Cosa fare:
(A) Rispondi a queste domande in base all'estratto fornito, una per riga:
(i) Secondo Pia Zanolli Misefari, quanti anni aveva chi fece la denuncia?
(ii) Di quale data e di quale numero è la legge di cui si ricordano l'art. 1 e l'art. 3?
(iii) Con quale pena l'art. 3 punisce l'istigazione o l'apologia?
(B) Elenca tutte le persone che l'art. 1 riportato nell'estratto fornito nomina come bersagli di un fatto punito con la morte.

Estratto fornito:
Bibliografia: Giuseppe Tripodi, L’invenzione del ribelle, Vita tortuosa di Bruno Misefari (1892-1936), Città del Sole, 2020 p. 163. E' probabile che Giuseppe Feloa, stando, a quanto ho capito, dalla versione di Tripodi ,  sia un geometra di Ponza invidioso dei lavori di Misefari per conto del  comune di  Ponza, Cfr. Enzo Misefari, Bruno , ritratto di un fratello, Zero in condotta, 1989, p. 127. Cfr. anche Pia Zanolli Misefari, L’anarchico di Calabria. La grande esperienza di una vita intera con  Bruno Misefari. La Nuova Italia, 1972, p. 259  secondo cui  a fare la denuncia fu un    ragazzo di 17 anni per conto di un geometra locale, di cui non si fa il nome.

Tale versione riportata da Tripodi, purtroppo non integralmente,  mi sembra che sia in palese contrasto con la testimonianza di Failla, citata sopra, secondo cui "il giovane compagno siciliano", non identificato a causa del buio né dal denunziatore  né dai militi,  fu l’unico, a cui Misefari recitò il proverbio calabrese. E fu proprio questo insieme di  circostanze a impedire che contro Misefari fosse mossa l’accusa  di apologia dell' attentato del capo del governo.  A questo punto mi sembra bene ricordare l’art. 1 e l’art. 3 della Legge (fascistissima) del 25 novembre 1926 n. 2008.  ( cfr . articoli da commentare)

Articoli da commentare : Art. 1. Chiunque commette un fatto diretto contro la vita, l’integrità o la libertà personale del Re o del Reggente è punito con la morte. La stessa pena si applica, se il fatto sia diretto contro la vita, l'integrità o la libertà personale della Regina, del Principe ereditario o del Capo del Governo. […] Art. 3 : Chiunque, pubblicamente o a mezzo della stampa, istiga a commettere alcuno dei delitti preveduti nei precedenti articoli o ne fa apologia, è punito, pel solo fatto della istigazione o della apologia, con la reclusione da cinque a quindici anni.

Dati estratti:
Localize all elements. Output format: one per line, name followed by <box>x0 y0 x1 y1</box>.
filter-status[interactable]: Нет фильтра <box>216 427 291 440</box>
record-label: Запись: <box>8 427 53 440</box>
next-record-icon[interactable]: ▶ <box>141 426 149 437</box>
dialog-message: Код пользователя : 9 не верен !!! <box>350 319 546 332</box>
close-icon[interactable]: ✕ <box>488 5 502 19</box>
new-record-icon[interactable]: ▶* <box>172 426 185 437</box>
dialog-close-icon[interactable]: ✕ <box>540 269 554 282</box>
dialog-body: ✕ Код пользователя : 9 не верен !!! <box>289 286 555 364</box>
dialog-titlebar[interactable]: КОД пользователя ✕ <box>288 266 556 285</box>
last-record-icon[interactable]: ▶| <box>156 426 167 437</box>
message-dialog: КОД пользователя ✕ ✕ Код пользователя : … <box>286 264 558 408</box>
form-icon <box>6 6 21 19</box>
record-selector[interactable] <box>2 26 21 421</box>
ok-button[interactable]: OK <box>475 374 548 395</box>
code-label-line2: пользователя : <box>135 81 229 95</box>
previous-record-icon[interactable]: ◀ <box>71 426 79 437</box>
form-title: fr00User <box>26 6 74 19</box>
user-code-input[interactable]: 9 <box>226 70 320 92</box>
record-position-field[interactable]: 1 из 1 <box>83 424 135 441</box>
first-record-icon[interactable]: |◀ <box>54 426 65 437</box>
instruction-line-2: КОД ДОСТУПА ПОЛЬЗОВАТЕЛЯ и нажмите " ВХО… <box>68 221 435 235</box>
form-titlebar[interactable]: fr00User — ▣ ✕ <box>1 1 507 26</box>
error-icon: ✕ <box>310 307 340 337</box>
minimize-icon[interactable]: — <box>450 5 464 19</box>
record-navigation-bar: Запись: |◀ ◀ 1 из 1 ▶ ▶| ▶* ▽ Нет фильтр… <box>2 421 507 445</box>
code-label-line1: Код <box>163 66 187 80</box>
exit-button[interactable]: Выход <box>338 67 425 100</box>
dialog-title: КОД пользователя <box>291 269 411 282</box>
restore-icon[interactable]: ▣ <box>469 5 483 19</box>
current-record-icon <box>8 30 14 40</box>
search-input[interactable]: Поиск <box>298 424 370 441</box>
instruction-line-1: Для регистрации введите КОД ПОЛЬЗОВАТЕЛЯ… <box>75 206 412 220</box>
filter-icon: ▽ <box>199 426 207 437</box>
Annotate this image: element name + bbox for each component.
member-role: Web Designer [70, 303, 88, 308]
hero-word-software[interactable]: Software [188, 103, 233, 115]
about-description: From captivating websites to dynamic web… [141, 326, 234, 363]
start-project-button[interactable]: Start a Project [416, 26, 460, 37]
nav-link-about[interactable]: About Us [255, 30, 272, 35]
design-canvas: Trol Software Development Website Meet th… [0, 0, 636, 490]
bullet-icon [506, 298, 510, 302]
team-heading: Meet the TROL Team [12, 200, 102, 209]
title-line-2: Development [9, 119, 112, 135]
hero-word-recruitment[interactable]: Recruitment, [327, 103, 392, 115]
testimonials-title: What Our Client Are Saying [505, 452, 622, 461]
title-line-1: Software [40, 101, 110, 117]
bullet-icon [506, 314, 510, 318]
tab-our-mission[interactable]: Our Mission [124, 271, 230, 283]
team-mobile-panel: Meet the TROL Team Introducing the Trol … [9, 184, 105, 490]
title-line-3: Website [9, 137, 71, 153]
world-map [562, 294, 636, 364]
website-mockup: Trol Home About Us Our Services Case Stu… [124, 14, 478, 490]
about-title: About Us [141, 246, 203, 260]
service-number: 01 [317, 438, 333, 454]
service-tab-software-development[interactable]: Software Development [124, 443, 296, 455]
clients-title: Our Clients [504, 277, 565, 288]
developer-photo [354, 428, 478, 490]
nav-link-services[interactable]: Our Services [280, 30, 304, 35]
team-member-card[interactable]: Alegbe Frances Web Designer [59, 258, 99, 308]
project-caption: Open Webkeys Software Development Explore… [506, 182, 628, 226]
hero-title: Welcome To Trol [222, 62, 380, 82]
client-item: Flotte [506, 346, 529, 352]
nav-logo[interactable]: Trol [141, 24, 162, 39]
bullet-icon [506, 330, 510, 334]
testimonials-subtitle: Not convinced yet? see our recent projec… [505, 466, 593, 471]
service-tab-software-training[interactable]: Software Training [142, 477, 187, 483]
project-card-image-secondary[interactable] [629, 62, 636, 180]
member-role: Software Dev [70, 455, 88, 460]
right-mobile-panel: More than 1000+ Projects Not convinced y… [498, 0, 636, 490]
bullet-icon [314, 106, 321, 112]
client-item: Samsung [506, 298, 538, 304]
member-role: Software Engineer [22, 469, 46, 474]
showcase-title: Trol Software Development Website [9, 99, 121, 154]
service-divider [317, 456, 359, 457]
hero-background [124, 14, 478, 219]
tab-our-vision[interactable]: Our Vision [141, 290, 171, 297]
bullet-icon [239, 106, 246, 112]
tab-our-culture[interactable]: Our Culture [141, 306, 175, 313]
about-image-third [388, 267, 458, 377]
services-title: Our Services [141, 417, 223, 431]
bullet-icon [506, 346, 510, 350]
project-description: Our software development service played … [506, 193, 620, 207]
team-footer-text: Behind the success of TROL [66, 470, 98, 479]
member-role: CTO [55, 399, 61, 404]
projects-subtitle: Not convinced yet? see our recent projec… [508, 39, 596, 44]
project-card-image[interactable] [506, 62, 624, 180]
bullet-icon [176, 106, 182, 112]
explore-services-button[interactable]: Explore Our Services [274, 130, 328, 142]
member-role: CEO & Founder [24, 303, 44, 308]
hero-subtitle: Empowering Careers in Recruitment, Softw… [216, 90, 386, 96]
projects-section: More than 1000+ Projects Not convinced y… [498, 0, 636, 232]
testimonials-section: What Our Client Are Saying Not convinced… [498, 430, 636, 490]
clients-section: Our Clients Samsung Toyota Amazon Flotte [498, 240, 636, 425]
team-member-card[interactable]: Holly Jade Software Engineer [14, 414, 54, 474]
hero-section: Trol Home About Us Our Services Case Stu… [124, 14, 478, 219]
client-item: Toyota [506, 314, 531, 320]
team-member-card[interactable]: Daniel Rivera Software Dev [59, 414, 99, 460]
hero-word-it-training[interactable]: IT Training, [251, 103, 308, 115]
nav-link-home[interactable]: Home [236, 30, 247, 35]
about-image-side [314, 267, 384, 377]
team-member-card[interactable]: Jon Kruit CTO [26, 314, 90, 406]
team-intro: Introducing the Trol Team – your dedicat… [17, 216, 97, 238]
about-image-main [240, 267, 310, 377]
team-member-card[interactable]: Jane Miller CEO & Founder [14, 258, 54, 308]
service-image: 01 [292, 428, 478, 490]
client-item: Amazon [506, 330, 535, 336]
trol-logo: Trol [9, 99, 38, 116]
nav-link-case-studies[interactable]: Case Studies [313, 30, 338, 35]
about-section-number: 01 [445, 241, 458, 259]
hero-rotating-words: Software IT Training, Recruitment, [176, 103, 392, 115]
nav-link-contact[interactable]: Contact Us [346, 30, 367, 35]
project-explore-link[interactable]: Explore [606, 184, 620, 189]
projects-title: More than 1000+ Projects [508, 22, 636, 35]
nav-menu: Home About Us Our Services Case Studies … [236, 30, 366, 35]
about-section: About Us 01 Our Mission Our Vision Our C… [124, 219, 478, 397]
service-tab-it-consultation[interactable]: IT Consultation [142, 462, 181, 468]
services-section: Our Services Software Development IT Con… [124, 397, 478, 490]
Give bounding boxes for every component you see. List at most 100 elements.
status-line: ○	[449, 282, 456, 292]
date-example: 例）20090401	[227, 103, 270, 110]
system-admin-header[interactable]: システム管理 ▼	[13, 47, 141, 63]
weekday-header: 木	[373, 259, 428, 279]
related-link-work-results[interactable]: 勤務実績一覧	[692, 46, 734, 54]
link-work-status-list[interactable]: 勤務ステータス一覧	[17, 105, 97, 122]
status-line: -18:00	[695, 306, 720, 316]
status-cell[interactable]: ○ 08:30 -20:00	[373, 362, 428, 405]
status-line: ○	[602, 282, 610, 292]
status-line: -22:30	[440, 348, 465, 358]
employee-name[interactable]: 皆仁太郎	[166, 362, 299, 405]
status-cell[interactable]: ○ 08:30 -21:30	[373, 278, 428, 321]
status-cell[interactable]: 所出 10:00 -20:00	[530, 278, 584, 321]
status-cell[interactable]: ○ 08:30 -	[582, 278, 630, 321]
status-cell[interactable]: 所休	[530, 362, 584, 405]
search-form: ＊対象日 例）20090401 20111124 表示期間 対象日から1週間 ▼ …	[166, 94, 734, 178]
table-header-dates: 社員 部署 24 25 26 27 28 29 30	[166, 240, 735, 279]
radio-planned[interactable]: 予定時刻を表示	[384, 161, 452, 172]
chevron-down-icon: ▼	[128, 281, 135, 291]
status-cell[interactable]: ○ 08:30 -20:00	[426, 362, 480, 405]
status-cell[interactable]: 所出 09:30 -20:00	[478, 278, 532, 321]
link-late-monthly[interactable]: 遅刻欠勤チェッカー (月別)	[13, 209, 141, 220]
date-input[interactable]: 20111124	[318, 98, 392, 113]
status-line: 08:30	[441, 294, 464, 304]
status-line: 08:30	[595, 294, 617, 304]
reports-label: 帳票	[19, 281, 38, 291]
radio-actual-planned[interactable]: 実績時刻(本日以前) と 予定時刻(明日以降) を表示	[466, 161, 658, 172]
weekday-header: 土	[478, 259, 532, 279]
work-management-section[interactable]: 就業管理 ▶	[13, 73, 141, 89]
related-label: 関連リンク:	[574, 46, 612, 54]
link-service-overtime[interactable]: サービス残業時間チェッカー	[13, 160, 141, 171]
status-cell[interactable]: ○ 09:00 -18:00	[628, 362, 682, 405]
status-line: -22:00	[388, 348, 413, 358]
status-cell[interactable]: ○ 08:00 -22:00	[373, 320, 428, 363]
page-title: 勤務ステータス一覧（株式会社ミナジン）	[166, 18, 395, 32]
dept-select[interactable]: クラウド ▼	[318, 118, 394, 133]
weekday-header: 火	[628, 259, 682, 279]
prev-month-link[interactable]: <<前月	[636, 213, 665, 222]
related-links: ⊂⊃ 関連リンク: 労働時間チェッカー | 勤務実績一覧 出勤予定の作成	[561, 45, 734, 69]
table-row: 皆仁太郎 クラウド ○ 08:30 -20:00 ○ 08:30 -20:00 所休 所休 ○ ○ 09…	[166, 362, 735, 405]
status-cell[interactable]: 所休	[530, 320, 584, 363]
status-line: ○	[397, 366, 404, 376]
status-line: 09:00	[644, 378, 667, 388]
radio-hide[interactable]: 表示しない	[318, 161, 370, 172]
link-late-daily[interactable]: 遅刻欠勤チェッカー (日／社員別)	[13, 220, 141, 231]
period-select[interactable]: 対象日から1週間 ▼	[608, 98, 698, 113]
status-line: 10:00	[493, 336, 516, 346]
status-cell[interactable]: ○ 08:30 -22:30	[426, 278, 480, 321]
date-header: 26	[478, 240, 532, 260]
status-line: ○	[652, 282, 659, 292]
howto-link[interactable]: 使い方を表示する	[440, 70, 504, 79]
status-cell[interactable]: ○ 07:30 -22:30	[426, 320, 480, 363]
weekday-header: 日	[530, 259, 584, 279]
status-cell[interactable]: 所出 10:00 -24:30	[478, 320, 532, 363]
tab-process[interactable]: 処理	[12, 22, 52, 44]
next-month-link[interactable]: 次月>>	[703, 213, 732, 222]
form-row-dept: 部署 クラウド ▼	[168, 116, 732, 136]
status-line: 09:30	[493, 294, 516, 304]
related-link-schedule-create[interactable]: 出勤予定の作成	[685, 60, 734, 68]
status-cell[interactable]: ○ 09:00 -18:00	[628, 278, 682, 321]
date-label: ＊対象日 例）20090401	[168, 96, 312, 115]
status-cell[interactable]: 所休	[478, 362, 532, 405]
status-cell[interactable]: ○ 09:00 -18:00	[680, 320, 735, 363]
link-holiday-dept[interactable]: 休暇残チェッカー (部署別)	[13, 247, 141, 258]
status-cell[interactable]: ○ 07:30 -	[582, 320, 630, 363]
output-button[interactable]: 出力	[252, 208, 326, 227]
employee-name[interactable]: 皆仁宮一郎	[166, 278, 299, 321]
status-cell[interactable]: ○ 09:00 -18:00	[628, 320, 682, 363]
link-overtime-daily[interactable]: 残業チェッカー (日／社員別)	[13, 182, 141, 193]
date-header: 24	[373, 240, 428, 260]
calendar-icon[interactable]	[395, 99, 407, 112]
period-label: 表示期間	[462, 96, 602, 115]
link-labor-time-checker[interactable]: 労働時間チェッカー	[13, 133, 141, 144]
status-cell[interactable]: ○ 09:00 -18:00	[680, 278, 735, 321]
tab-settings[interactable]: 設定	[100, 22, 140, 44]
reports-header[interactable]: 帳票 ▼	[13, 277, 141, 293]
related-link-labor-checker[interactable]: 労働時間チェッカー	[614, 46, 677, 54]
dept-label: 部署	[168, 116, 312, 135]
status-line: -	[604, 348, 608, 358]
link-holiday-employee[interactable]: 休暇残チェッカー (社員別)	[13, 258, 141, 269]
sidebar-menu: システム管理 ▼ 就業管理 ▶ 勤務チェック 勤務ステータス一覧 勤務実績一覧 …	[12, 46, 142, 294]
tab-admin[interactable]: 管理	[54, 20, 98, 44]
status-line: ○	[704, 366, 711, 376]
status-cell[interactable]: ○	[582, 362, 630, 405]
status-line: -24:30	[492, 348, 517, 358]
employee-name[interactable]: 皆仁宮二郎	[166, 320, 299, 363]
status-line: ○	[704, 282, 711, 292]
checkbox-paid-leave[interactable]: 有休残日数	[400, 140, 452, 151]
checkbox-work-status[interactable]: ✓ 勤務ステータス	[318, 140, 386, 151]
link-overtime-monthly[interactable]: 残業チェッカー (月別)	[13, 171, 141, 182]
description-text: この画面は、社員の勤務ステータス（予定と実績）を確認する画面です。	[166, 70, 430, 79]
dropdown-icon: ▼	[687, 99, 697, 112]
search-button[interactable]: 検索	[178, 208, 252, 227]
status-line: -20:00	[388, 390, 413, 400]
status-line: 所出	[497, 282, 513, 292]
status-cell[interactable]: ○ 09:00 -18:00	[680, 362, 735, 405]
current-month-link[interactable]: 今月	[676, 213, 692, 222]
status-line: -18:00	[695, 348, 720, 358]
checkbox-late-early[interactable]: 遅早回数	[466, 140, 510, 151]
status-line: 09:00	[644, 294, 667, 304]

Risposte attese:
(A)
(i) Aveva 17 anni.
(ii) La legge è del 25 novembre 1926, n. 2008.
(iii) La punisce con la reclusione da cinque a quindici anni.

(B)
Il Re
il Reggente
la Regina
il Principe ereditario
il Capo del Governo